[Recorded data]
┌──
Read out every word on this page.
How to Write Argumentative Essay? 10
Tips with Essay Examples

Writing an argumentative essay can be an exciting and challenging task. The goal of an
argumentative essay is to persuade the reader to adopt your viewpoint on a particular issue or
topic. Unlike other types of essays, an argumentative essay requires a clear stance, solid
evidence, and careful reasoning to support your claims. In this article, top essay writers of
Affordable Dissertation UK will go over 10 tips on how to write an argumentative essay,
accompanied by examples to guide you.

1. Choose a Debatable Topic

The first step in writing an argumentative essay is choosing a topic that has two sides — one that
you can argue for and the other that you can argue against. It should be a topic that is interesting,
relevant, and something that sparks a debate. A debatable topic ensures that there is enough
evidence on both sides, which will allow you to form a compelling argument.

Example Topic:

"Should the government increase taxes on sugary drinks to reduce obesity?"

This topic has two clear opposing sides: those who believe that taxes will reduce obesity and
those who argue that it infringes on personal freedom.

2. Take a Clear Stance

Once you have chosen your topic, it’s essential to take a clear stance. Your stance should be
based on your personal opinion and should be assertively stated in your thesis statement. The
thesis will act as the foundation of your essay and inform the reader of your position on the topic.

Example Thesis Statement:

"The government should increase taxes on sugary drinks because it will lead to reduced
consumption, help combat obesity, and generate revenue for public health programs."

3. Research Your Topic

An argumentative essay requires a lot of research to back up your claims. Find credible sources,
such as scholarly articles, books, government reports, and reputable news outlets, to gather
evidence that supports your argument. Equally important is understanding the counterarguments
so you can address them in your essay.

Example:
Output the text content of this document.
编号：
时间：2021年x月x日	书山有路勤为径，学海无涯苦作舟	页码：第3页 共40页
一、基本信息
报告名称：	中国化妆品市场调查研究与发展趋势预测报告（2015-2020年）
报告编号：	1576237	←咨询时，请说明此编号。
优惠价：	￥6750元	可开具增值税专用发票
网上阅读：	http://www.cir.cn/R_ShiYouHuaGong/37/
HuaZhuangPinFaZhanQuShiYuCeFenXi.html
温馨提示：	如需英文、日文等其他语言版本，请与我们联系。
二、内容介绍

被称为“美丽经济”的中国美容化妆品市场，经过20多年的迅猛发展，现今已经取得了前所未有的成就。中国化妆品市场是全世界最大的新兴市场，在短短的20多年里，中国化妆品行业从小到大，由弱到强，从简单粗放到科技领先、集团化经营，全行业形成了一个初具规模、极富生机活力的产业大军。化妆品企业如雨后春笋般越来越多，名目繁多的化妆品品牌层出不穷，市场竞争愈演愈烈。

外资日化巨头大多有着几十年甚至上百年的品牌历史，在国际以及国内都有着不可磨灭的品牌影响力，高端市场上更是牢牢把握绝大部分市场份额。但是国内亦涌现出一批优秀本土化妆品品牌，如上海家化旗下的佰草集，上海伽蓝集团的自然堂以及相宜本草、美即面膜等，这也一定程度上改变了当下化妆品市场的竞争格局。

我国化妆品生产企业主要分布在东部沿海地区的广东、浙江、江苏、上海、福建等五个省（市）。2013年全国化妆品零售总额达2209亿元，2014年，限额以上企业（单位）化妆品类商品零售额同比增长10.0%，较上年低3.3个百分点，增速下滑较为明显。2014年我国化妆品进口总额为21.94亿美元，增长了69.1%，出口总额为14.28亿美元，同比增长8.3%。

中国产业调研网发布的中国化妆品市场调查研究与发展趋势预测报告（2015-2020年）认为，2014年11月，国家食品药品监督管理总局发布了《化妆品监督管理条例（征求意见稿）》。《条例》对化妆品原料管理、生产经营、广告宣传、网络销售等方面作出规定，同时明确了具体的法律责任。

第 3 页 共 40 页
└──
EXERCISE DESCRIPTION: Set all of the records down again, exactly as they stand.

TASK OUTPUT:
Read out every word on this page.
How to Write Argumentative Essay? 10
Tips with Essay Examples

Writing an argumentative essay can be an exciting and challenging task. The goal of an
argumentative essay is to persuade the reader to adopt your viewpoint on a particular issue or
topic. Unlike other types of essays, an argumentative essay requires a clear stance, solid
evidence, and careful reasoning to support your claims. In this article, top essay writers of
Affordable Dissertation UK will go over 10 tips on how to write an argumentative essay,
accompanied by examples to guide you.

1. Choose a Debatable Topic

The first step in writing an argumentative essay is choosing a topic that has two sides — one that
you can argue for and the other that you can argue against. It should be a topic that is interesting,
relevant, and something that sparks a debate. A debatable topic ensures that there is enough
evidence on both sides, which will allow you to form a compelling argument.

Example Topic:

"Should the government increase taxes on sugary drinks to reduce obesity?"

This topic has two clear opposing sides: those who believe that taxes will reduce obesity and
those who argue that it infringes on personal freedom.

2. Take a Clear Stance

Once you have chosen your topic, it’s essential to take a clear stance. Your stance should be
based on your personal opinion and should be assertively stated in your thesis statement. The
thesis will act as the foundation of your essay and inform the reader of your position on the topic.

Example Thesis Statement:

"The government should increase taxes on sugary drinks because it will lead to reduced
consumption, help combat obesity, and generate revenue for public health programs."

3. Research Your Topic

An argumentative essay requires a lot of research to back up your claims. Find credible sources,
such as scholarly articles, books, government reports, and reputable news outlets, to gather
evidence that supports your argument. Equally important is understanding the counterarguments
so you can address them in your essay.

Example:
Output the text content of this document.
编号：
时间：2021年x月x日	书山有路勤为径，学海无涯苦作舟	页码：第3页 共40页
一、基本信息
报告名称：	中国化妆品市场调查研究与发展趋势预测报告（2015-2020年）
报告编号：	1576237	←咨询时，请说明此编号。
优惠价：	￥6750元	可开具增值税专用发票
网上阅读：	http://www.cir.cn/R_ShiYouHuaGong/37/
HuaZhuangPinFaZhanQuShiYuCeFenXi.html
温馨提示：	如需英文、日文等其他语言版本，请与我们联系。
二、内容介绍

被称为“美丽经济”的中国美容化妆品市场，经过20多年的迅猛发展，现今已经取得了前所未有的成就。中国化妆品市场是全世界最大的新兴市场，在短短的20多年里，中国化妆品行业从小到大，由弱到强，从简单粗放到科技领先、集团化经营，全行业形成了一个初具规模、极富生机活力的产业大军。化妆品企业如雨后春笋般越来越多，名目繁多的化妆品品牌层出不穷，市场竞争愈演愈烈。

外资日化巨头大多有着几十年甚至上百年的品牌历史，在国际以及国内都有着不可磨灭的品牌影响力，高端市场上更是牢牢把握绝大部分市场份额。但是国内亦涌现出一批优秀本土化妆品品牌，如上海家化旗下的佰草集，上海伽蓝集团的自然堂以及相宜本草、美即面膜等，这也一定程度上改变了当下化妆品市场的竞争格局。

我国化妆品生产企业主要分布在东部沿海地区的广东、浙江、江苏、上海、福建等五个省（市）。2013年全国化妆品零售总额达2209亿元，2014年，限额以上企业（单位）化妆品类商品零售额同比增长10.0%，较上年低3.3个百分点，增速下滑较为明显。2014年我国化妆品进口总额为21.94亿美元，增长了69.1%，出口总额为14.28亿美元，同比增长8.3%。

中国产业调研网发布的中国化妆品市场调查研究与发展趋势预测报告（2015-2020年）认为，2014年11月，国家食品药品监督管理总局发布了《化妆品监督管理条例（征求意见稿）》。《条例》对化妆品原料管理、生产经营、广告宣传、网络销售等方面作出规定，同时明确了具体的法律责任。

第 3 页 共 40 页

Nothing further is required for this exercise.